[Data records]

┏━━

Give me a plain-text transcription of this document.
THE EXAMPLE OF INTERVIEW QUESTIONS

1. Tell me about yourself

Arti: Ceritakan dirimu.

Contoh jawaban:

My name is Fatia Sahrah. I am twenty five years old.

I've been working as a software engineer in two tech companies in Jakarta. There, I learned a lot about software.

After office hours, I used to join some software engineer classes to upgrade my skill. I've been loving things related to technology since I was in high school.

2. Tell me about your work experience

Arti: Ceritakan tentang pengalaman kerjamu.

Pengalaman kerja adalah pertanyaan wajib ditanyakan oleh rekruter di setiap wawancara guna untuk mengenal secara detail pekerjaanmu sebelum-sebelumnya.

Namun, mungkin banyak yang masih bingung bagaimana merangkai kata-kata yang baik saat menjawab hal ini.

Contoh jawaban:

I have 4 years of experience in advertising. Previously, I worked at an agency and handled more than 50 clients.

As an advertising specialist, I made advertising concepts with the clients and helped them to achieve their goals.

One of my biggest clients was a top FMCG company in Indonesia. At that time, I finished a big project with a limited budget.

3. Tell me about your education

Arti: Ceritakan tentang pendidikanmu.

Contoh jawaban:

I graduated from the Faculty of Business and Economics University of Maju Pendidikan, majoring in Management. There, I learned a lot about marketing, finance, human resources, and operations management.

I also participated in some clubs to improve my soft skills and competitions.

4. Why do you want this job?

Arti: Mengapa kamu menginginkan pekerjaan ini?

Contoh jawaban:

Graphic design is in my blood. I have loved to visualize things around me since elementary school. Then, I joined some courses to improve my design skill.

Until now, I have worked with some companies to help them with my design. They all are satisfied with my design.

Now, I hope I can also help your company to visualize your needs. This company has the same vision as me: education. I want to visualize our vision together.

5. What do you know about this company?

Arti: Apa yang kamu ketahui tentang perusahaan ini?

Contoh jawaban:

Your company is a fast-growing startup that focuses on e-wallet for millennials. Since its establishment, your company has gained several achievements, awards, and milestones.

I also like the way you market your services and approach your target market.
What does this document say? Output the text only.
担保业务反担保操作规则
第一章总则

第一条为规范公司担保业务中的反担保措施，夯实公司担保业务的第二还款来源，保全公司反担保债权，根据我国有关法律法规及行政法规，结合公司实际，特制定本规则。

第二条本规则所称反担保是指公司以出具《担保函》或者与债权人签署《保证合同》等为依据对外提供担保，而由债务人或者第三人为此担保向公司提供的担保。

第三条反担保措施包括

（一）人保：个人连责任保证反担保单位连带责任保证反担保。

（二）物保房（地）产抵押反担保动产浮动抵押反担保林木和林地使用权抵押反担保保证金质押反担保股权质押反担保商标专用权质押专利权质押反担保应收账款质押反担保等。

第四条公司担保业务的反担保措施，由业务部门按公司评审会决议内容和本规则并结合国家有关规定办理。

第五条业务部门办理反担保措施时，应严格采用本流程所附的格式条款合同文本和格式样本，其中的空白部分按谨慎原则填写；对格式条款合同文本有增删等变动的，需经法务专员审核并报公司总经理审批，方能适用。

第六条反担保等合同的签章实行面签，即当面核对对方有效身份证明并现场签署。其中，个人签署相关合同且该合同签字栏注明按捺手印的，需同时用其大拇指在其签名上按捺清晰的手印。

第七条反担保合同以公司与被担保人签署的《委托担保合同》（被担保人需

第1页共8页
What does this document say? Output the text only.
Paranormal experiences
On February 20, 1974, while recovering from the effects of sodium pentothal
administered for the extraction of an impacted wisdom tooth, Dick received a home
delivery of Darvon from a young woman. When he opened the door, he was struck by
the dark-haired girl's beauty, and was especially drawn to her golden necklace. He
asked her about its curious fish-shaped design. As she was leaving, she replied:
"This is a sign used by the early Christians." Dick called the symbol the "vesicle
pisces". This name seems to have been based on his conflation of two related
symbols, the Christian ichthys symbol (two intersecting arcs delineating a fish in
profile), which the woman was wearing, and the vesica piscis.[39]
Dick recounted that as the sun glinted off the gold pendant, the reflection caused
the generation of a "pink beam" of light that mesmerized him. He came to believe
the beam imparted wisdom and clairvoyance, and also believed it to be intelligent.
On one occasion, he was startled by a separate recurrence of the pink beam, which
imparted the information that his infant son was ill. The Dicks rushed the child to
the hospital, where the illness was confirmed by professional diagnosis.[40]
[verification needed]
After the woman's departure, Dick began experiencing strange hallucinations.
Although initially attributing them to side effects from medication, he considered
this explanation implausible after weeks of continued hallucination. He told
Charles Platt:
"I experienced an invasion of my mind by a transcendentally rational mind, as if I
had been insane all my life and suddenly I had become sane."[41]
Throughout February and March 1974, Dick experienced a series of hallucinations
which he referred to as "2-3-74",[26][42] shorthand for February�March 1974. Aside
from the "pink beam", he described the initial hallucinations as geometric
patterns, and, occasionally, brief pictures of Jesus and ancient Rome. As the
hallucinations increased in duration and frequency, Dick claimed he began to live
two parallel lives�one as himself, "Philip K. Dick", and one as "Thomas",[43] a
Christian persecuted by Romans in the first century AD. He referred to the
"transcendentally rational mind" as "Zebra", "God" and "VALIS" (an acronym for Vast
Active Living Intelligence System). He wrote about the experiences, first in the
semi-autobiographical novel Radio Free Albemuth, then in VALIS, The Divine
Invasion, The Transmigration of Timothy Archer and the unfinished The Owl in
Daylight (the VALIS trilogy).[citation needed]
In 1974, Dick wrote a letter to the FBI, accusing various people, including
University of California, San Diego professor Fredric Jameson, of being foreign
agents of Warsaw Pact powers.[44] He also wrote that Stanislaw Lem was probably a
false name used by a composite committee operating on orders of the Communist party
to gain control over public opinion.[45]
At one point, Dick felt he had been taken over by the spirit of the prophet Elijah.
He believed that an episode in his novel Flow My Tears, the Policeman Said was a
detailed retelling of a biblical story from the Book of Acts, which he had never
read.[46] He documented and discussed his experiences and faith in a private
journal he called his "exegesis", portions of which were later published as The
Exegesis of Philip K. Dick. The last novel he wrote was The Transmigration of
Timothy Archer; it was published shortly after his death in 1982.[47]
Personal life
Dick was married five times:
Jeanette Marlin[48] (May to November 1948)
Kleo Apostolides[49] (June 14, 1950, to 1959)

┗━━

- _Task to carry out_
Report the number of lines in the entries above that include the word "have" and add nothing to it.

- _Task answer_
4